PROBLEM STATEMENT: Exactly as written, please set down all of the entries again, with no pictures.

[Stored data entries]
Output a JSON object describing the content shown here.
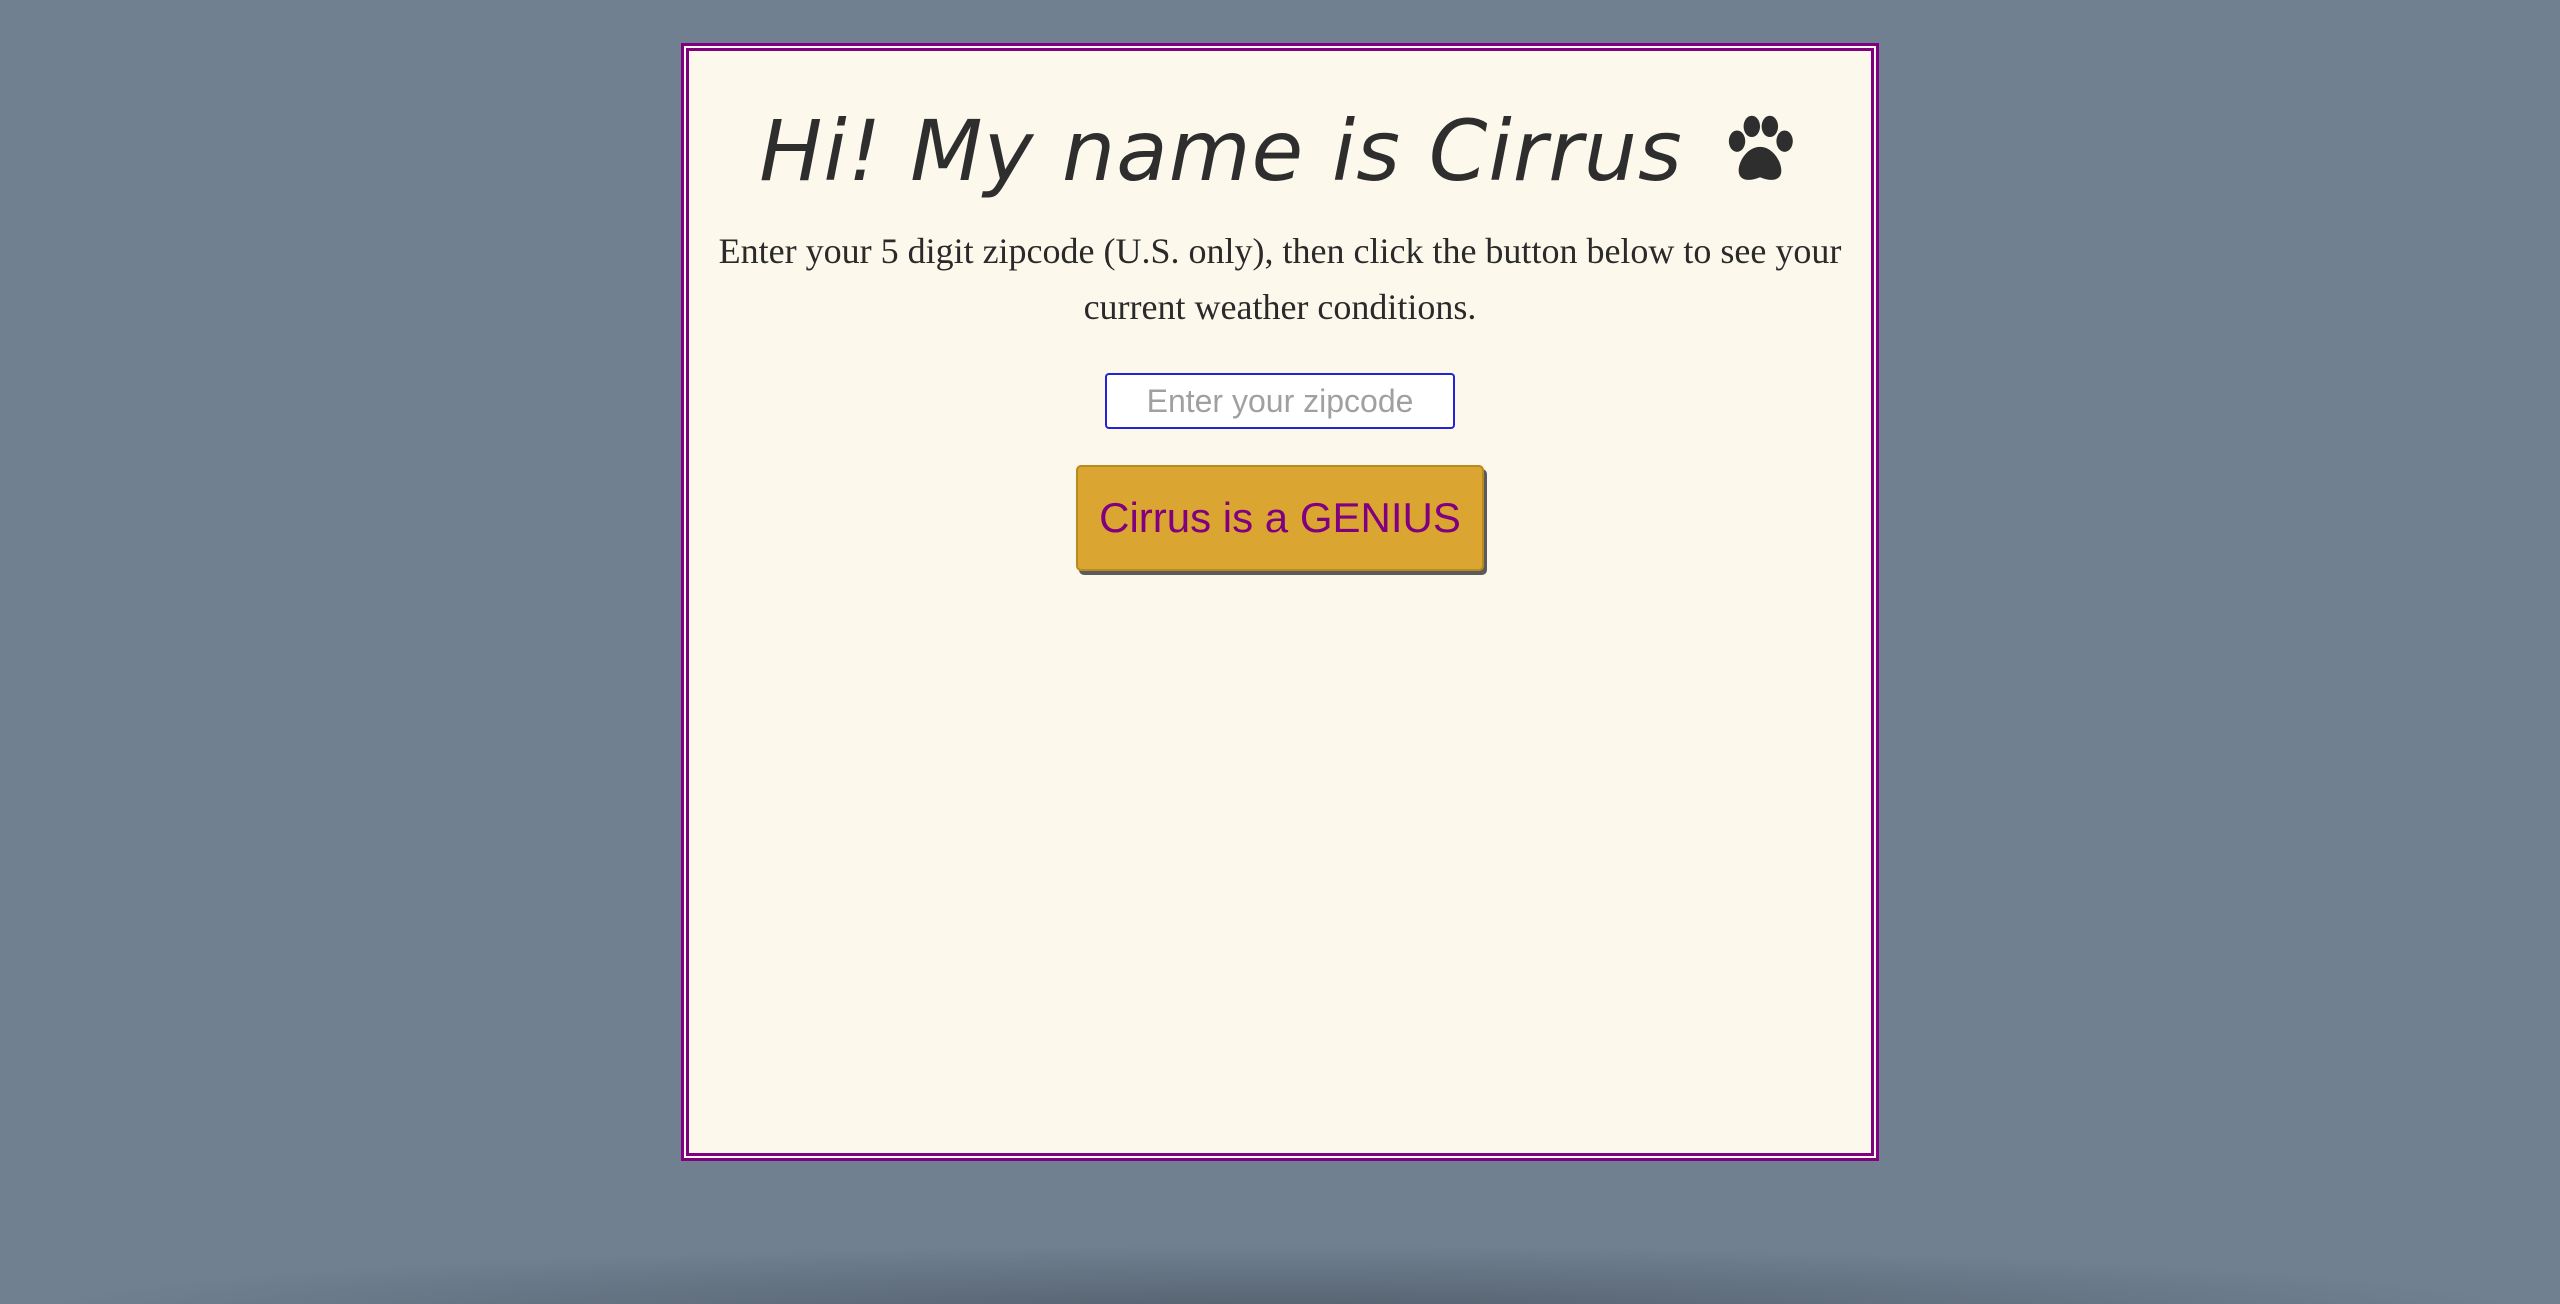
{
  "page": {
    "background_color": "#708090",
    "card_background": "#fdf8ec",
    "card_border_color": "#800080"
  },
  "header": {
    "title": "Hi! My name is Cirrus",
    "title_icon": "paw-icon"
  },
  "instructions": {
    "text": "Enter your 5 digit zipcode (U.S. only), then click the button below to see your current weather conditions."
  },
  "zip_input": {
    "value": "",
    "placeholder": "Enter your zipcode",
    "border_color": "#2323d8"
  },
  "submit_button": {
    "label": "Cirrus is a GENIUS",
    "background_color": "#daa530",
    "text_color": "#800080"
  }
}
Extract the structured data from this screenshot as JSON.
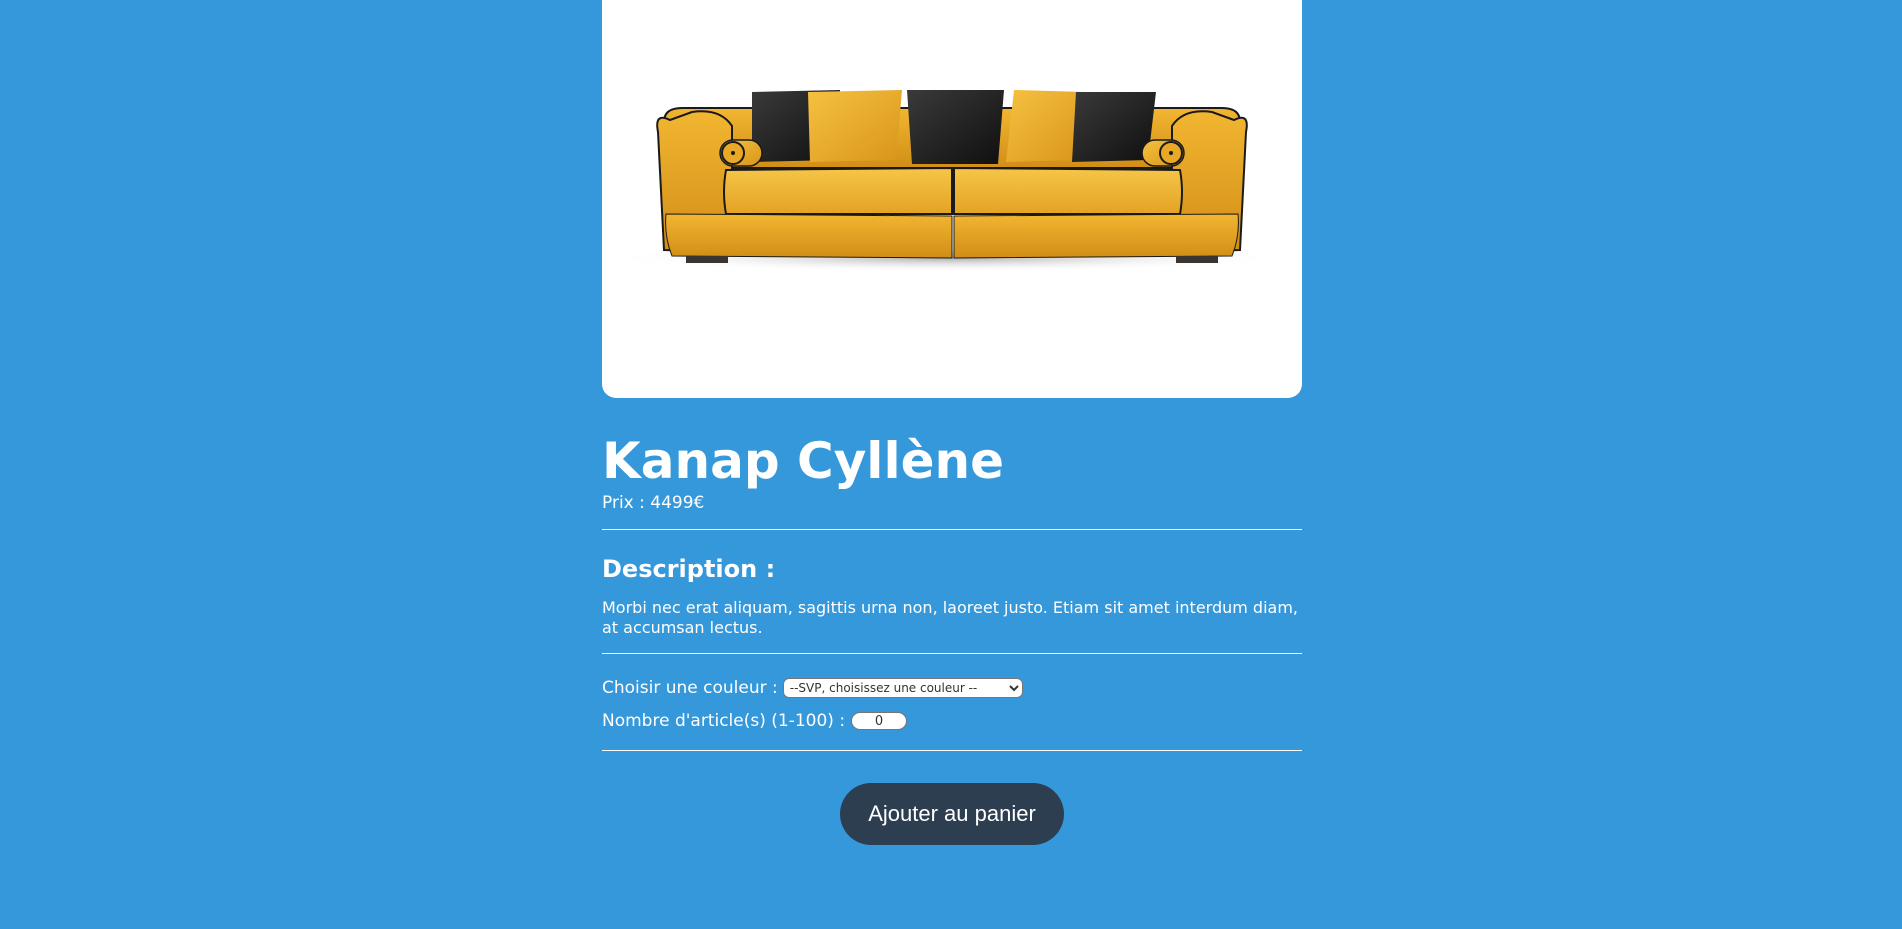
{
  "product": {
    "image_alt": "Photographie d'un canapé",
    "title": "Kanap Cyllène",
    "price_label": "Prix : ",
    "price_value": "4499",
    "currency": "€"
  },
  "description": {
    "heading": "Description :",
    "text": "Morbi nec erat aliquam, sagittis urna non, laoreet justo. Etiam sit amet interdum diam, at accumsan lectus."
  },
  "settings": {
    "color_label": "Choisir une couleur :",
    "color_selected": "--SVP, choisissez une couleur --",
    "quantity_label": "Nombre d'article(s) (1-100) :",
    "quantity_value": "0"
  },
  "cart": {
    "add_button_label": "Ajouter au panier"
  },
  "colors": {
    "background": "#3498db",
    "button": "#2c3e50",
    "sofa": "#e8a522",
    "cushion_dark": "#1c1c1c"
  }
}
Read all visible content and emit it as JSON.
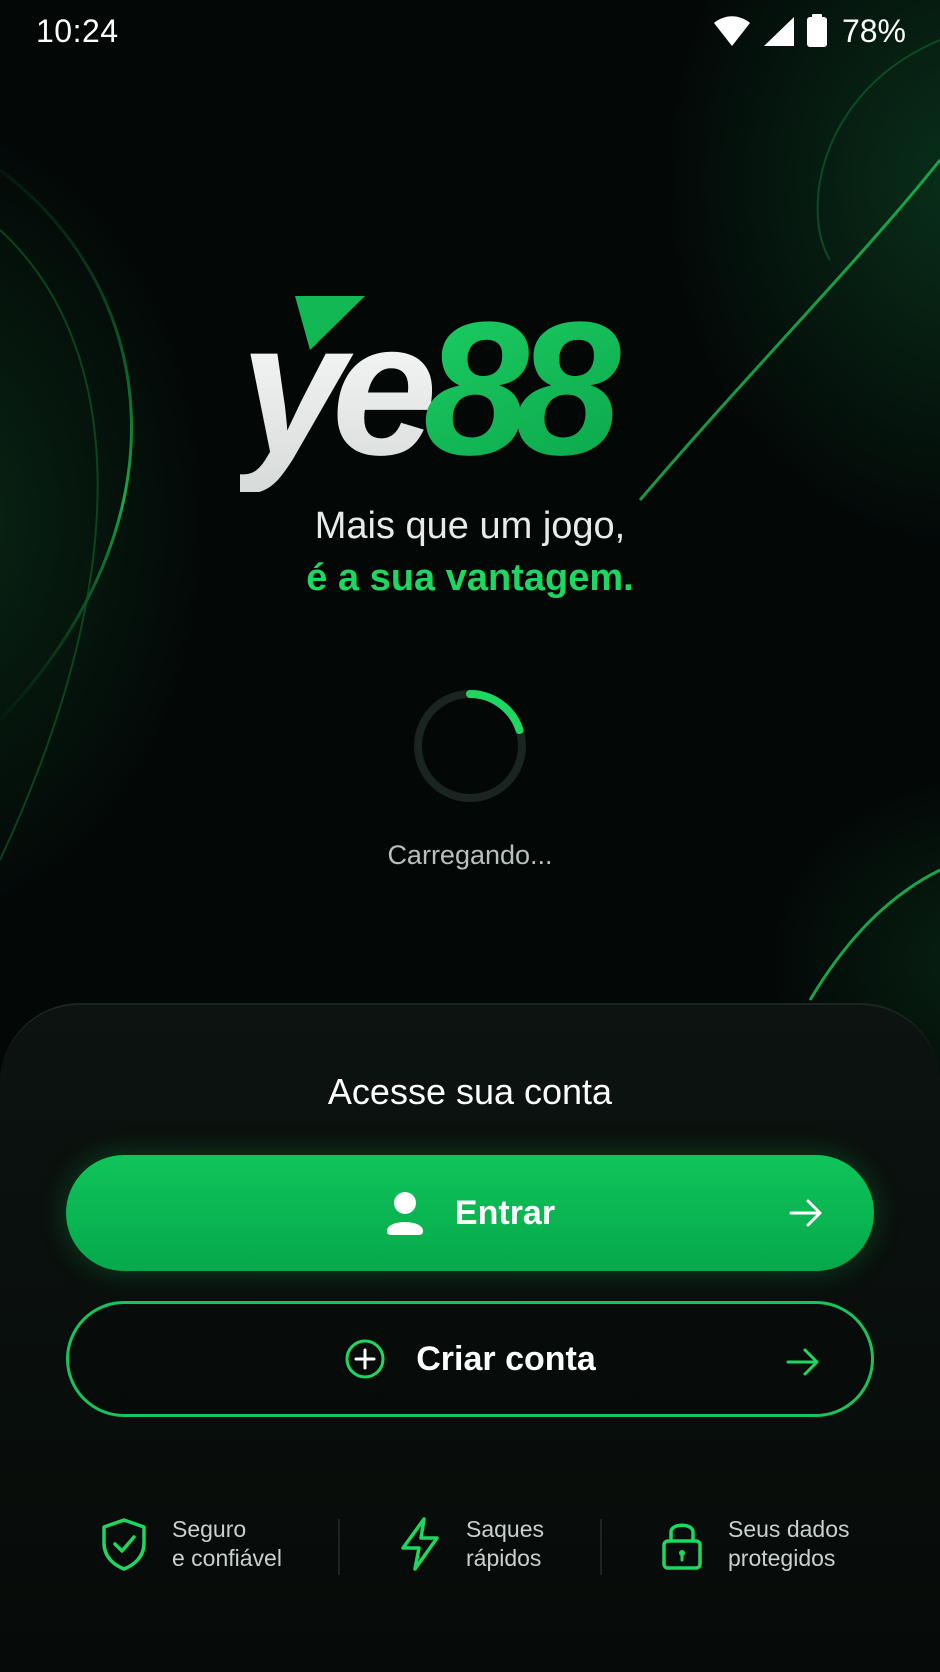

TASK RESPONSE:
Output a JSON object describing the content shown here.
{
  "page": {
    "background_color": "#708090",
    "card_background": "#fdf8ec",
    "card_border_color": "#800080"
  },
  "header": {
    "title": "Hi! My name is Cirrus",
    "title_icon": "paw-icon"
  },
  "instructions": {
    "text": "Enter your 5 digit zipcode (U.S. only), then click the button below to see your current weather conditions."
  },
  "zip_input": {
    "value": "",
    "placeholder": "Enter your zipcode",
    "border_color": "#2323d8"
  },
  "submit_button": {
    "label": "Cirrus is a GENIUS",
    "background_color": "#daa530",
    "text_color": "#800080"
  }
}
Extract the structured data from this screenshot as JSON.
{
  "product": {
    "image_alt": "Photographie d'un canapé",
    "title": "Kanap Cyllène",
    "price_label": "Prix : ",
    "price_value": "4499",
    "currency": "€"
  },
  "description": {
    "heading": "Description :",
    "text": "Morbi nec erat aliquam, sagittis urna non, laoreet justo. Etiam sit amet interdum diam, at accumsan lectus."
  },
  "settings": {
    "color_label": "Choisir une couleur :",
    "color_selected": "--SVP, choisissez une couleur --",
    "quantity_label": "Nombre d'article(s) (1-100) :",
    "quantity_value": "0"
  },
  "cart": {
    "add_button_label": "Ajouter au panier"
  },
  "colors": {
    "background": "#3498db",
    "button": "#2c3e50",
    "sofa": "#e8a522",
    "cushion_dark": "#1c1c1c"
  }
}
Read all visible content and emit it as JSON.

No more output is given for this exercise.